____ DATA ENTRIES

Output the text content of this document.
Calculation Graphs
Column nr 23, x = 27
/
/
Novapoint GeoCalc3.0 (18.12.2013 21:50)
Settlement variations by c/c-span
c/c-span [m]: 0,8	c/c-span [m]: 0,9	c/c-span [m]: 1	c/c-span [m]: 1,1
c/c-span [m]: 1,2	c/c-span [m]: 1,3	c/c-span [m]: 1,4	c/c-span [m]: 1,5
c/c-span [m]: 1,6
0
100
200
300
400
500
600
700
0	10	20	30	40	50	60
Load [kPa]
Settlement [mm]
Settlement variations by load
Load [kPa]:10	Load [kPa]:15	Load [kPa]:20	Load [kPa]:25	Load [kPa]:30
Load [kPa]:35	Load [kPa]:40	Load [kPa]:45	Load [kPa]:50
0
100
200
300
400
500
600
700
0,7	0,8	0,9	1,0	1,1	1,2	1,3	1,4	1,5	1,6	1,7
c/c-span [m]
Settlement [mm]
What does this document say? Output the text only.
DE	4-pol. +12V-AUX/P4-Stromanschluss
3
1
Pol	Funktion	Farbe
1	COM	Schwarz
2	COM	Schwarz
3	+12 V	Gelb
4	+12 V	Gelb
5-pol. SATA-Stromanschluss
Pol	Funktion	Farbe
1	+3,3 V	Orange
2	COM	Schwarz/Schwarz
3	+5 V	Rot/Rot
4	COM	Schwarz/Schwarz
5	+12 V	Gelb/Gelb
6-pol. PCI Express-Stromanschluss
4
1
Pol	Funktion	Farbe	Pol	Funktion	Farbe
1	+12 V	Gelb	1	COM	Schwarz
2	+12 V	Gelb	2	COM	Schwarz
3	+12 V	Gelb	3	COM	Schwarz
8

________

GIVEN EXERCISE =>
Show each line of the data that contains the string "document".

EXERCISE ANSWER =>
Output the text content of this document.
What does this document say? Output the text only.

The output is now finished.